___ EXTRACTED DATA

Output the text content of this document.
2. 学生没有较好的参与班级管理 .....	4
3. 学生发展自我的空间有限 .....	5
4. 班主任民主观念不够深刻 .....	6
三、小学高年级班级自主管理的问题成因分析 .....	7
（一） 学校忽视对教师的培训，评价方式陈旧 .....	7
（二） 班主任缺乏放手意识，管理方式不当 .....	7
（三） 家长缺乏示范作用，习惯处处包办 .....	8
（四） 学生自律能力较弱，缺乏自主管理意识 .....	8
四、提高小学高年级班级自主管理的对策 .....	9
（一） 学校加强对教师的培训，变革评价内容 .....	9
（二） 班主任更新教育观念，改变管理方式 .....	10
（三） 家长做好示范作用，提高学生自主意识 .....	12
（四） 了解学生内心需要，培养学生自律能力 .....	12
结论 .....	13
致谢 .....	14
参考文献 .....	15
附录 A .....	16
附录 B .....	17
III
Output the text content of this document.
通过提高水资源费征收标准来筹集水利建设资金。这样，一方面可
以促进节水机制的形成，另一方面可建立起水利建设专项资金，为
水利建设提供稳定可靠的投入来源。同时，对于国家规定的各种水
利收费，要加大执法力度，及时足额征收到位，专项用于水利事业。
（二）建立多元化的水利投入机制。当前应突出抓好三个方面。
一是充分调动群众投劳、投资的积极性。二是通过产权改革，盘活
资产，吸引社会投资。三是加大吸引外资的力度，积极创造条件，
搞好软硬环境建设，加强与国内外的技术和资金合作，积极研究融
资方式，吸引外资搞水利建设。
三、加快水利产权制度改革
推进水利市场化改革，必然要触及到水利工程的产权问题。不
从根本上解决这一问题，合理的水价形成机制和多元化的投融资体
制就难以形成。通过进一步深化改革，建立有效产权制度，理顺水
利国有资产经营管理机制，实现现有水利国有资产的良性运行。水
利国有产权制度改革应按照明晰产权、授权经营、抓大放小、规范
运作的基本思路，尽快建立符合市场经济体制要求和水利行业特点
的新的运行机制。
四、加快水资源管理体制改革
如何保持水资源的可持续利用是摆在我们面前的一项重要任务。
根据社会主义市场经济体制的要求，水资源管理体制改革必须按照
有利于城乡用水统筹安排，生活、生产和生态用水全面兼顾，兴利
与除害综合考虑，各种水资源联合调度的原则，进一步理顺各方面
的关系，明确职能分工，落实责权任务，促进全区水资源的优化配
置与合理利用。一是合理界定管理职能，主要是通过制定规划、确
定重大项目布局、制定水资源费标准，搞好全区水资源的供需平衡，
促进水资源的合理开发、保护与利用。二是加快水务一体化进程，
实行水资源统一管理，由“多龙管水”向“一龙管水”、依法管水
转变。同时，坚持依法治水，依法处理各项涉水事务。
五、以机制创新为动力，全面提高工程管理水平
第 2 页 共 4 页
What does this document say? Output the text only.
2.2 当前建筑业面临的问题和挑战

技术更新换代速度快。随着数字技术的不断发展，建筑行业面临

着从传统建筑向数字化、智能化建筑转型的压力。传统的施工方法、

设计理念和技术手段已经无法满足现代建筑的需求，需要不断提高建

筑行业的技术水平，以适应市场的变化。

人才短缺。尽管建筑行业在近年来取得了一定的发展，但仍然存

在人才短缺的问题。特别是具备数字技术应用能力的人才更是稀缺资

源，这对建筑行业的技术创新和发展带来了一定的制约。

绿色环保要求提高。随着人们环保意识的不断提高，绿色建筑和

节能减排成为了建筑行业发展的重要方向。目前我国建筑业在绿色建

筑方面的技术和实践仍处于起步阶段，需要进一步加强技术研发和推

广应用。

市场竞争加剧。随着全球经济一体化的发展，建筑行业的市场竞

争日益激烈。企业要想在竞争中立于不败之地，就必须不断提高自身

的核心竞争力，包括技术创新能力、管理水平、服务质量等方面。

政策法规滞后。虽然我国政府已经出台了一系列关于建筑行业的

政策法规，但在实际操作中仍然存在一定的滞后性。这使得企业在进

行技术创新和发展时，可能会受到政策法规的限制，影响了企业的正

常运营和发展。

______

Repeat the data precisely, reproducing every entry.

Output the text content of this document.
2. 学生没有较好的参与班级管理 .....	4
3. 学生发展自我的空间有限 .....	5
4. 班主任民主观念不够深刻 .....	6
三、小学高年级班级自主管理的问题成因分析 .....	7
（一） 学校忽视对教师的培训，评价方式陈旧 .....	7
（二） 班主任缺乏放手意识，管理方式不当 .....	7
（三） 家长缺乏示范作用，习惯处处包办 .....	8
（四） 学生自律能力较弱，缺乏自主管理意识 .....	8
四、提高小学高年级班级自主管理的对策 .....	9
（一） 学校加强对教师的培训，变革评价内容 .....	9
（二） 班主任更新教育观念，改变管理方式 .....	10
（三） 家长做好示范作用，提高学生自主意识 .....	12
（四） 了解学生内心需要，培养学生自律能力 .....	12
结论 .....	13
致谢 .....	14
参考文献 .....	15
附录 A .....	16
附录 B .....	17
III
Output the text content of this document.
通过提高水资源费征收标准来筹集水利建设资金。这样，一方面可
以促进节水机制的形成，另一方面可建立起水利建设专项资金，为
水利建设提供稳定可靠的投入来源。同时，对于国家规定的各种水
利收费，要加大执法力度，及时足额征收到位，专项用于水利事业。
（二）建立多元化的水利投入机制。当前应突出抓好三个方面。
一是充分调动群众投劳、投资的积极性。二是通过产权改革，盘活
资产，吸引社会投资。三是加大吸引外资的力度，积极创造条件，
搞好软硬环境建设，加强与国内外的技术和资金合作，积极研究融
资方式，吸引外资搞水利建设。
三、加快水利产权制度改革
推进水利市场化改革，必然要触及到水利工程的产权问题。不
从根本上解决这一问题，合理的水价形成机制和多元化的投融资体
制就难以形成。通过进一步深化改革，建立有效产权制度，理顺水
利国有资产经营管理机制，实现现有水利国有资产的良性运行。水
利国有产权制度改革应按照明晰产权、授权经营、抓大放小、规范
运作的基本思路，尽快建立符合市场经济体制要求和水利行业特点
的新的运行机制。
四、加快水资源管理体制改革
如何保持水资源的可持续利用是摆在我们面前的一项重要任务。
根据社会主义市场经济体制的要求，水资源管理体制改革必须按照
有利于城乡用水统筹安排，生活、生产和生态用水全面兼顾，兴利
与除害综合考虑，各种水资源联合调度的原则，进一步理顺各方面
的关系，明确职能分工，落实责权任务，促进全区水资源的优化配
置与合理利用。一是合理界定管理职能，主要是通过制定规划、确
定重大项目布局、制定水资源费标准，搞好全区水资源的供需平衡，
促进水资源的合理开发、保护与利用。二是加快水务一体化进程，
实行水资源统一管理，由“多龙管水”向“一龙管水”、依法管水
转变。同时，坚持依法治水，依法处理各项涉水事务。
五、以机制创新为动力，全面提高工程管理水平
第 2 页 共 4 页
What does this document say? Output the text only.
2.2 当前建筑业面临的问题和挑战

技术更新换代速度快。随着数字技术的不断发展，建筑行业面临

着从传统建筑向数字化、智能化建筑转型的压力。传统的施工方法、

设计理念和技术手段已经无法满足现代建筑的需求，需要不断提高建

筑行业的技术水平，以适应市场的变化。

人才短缺。尽管建筑行业在近年来取得了一定的发展，但仍然存

在人才短缺的问题。特别是具备数字技术应用能力的人才更是稀缺资

源，这对建筑行业的技术创新和发展带来了一定的制约。

绿色环保要求提高。随着人们环保意识的不断提高，绿色建筑和

节能减排成为了建筑行业发展的重要方向。目前我国建筑业在绿色建

筑方面的技术和实践仍处于起步阶段，需要进一步加强技术研发和推

广应用。

市场竞争加剧。随着全球经济一体化的发展，建筑行业的市场竞

争日益激烈。企业要想在竞争中立于不败之地，就必须不断提高自身

的核心竞争力，包括技术创新能力、管理水平、服务质量等方面。

政策法规滞后。虽然我国政府已经出台了一系列关于建筑行业的

政策法规，但在实际操作中仍然存在一定的滞后性。这使得企业在进

行技术创新和发展时，可能会受到政策法规的限制，影响了企业的正

常运营和发展。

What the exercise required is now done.